======== EXERCISE DATA

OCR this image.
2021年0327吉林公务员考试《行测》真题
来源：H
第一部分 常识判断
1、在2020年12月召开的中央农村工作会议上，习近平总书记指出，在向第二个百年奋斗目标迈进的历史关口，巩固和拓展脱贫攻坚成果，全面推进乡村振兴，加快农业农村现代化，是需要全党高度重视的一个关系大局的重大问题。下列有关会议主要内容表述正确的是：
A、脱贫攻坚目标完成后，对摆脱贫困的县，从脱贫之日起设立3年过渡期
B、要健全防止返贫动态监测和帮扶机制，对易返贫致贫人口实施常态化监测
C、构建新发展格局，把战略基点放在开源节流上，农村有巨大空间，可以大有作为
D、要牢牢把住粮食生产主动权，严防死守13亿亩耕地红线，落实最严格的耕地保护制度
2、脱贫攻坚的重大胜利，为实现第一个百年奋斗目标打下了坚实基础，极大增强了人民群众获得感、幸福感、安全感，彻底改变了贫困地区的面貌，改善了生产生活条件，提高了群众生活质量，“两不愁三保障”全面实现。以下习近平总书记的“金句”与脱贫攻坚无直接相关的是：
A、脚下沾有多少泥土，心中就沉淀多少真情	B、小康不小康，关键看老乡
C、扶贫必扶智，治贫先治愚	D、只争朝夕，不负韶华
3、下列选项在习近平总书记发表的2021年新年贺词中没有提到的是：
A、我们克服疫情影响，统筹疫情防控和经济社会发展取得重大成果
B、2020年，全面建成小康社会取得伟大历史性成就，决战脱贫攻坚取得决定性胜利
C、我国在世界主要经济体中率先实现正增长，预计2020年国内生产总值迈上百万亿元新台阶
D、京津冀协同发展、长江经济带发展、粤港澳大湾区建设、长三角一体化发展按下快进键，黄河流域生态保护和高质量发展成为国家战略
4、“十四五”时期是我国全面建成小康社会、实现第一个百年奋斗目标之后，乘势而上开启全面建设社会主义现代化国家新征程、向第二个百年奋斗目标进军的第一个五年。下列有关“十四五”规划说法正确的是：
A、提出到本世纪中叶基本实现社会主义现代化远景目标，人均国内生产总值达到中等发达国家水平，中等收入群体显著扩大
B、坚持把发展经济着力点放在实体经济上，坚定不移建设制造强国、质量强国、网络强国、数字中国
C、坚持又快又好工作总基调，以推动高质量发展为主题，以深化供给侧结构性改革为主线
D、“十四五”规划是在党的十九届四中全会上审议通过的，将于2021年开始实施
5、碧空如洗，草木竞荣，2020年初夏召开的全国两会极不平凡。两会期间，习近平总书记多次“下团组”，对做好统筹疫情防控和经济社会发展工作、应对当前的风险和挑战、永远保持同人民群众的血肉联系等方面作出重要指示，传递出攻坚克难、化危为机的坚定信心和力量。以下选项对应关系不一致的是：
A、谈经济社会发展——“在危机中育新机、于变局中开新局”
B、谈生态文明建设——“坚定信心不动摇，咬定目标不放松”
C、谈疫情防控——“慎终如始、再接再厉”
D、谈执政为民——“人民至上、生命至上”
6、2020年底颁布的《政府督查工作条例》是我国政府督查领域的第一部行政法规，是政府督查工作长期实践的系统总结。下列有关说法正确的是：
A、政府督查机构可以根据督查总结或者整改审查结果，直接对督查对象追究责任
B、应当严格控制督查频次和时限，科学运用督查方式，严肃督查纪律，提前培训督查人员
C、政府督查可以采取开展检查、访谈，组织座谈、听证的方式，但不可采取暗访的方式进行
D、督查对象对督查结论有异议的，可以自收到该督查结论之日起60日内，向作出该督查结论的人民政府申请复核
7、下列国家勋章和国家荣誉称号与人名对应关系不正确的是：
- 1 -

================

* [OBJECTIVE]
All the entries above need to be reproduced exactly.

* [EXPECTED ANSWER]
OCR this image.
2021年0327吉林公务员考试《行测》真题
来源：H
第一部分 常识判断
1、在2020年12月召开的中央农村工作会议上，习近平总书记指出，在向第二个百年奋斗目标迈进的历史关口，巩固和拓展脱贫攻坚成果，全面推进乡村振兴，加快农业农村现代化，是需要全党高度重视的一个关系大局的重大问题。下列有关会议主要内容表述正确的是：
A、脱贫攻坚目标完成后，对摆脱贫困的县，从脱贫之日起设立3年过渡期
B、要健全防止返贫动态监测和帮扶机制，对易返贫致贫人口实施常态化监测
C、构建新发展格局，把战略基点放在开源节流上，农村有巨大空间，可以大有作为
D、要牢牢把住粮食生产主动权，严防死守13亿亩耕地红线，落实最严格的耕地保护制度
2、脱贫攻坚的重大胜利，为实现第一个百年奋斗目标打下了坚实基础，极大增强了人民群众获得感、幸福感、安全感，彻底改变了贫困地区的面貌，改善了生产生活条件，提高了群众生活质量，“两不愁三保障”全面实现。以下习近平总书记的“金句”与脱贫攻坚无直接相关的是：
A、脚下沾有多少泥土，心中就沉淀多少真情	B、小康不小康，关键看老乡
C、扶贫必扶智，治贫先治愚	D、只争朝夕，不负韶华
3、下列选项在习近平总书记发表的2021年新年贺词中没有提到的是：
A、我们克服疫情影响，统筹疫情防控和经济社会发展取得重大成果
B、2020年，全面建成小康社会取得伟大历史性成就，决战脱贫攻坚取得决定性胜利
C、我国在世界主要经济体中率先实现正增长，预计2020年国内生产总值迈上百万亿元新台阶
D、京津冀协同发展、长江经济带发展、粤港澳大湾区建设、长三角一体化发展按下快进键，黄河流域生态保护和高质量发展成为国家战略
4、“十四五”时期是我国全面建成小康社会、实现第一个百年奋斗目标之后，乘势而上开启全面建设社会主义现代化国家新征程、向第二个百年奋斗目标进军的第一个五年。下列有关“十四五”规划说法正确的是：
A、提出到本世纪中叶基本实现社会主义现代化远景目标，人均国内生产总值达到中等发达国家水平，中等收入群体显著扩大
B、坚持把发展经济着力点放在实体经济上，坚定不移建设制造强国、质量强国、网络强国、数字中国
C、坚持又快又好工作总基调，以推动高质量发展为主题，以深化供给侧结构性改革为主线
D、“十四五”规划是在党的十九届四中全会上审议通过的，将于2021年开始实施
5、碧空如洗，草木竞荣，2020年初夏召开的全国两会极不平凡。两会期间，习近平总书记多次“下团组”，对做好统筹疫情防控和经济社会发展工作、应对当前的风险和挑战、永远保持同人民群众的血肉联系等方面作出重要指示，传递出攻坚克难、化危为机的坚定信心和力量。以下选项对应关系不一致的是：
A、谈经济社会发展——“在危机中育新机、于变局中开新局”
B、谈生态文明建设——“坚定信心不动摇，咬定目标不放松”
C、谈疫情防控——“慎终如始、再接再厉”
D、谈执政为民——“人民至上、生命至上”
6、2020年底颁布的《政府督查工作条例》是我国政府督查领域的第一部行政法规，是政府督查工作长期实践的系统总结。下列有关说法正确的是：
A、政府督查机构可以根据督查总结或者整改审查结果，直接对督查对象追究责任
B、应当严格控制督查频次和时限，科学运用督查方式，严肃督查纪律，提前培训督查人员
C、政府督查可以采取开展检查、访谈，组织座谈、听证的方式，但不可采取暗访的方式进行
D、督查对象对督查结论有异议的，可以自收到该督查结论之日起60日内，向作出该督查结论的人民政府申请复核
7、下列国家勋章和国家荣誉称号与人名对应关系不正确的是：
- 1 -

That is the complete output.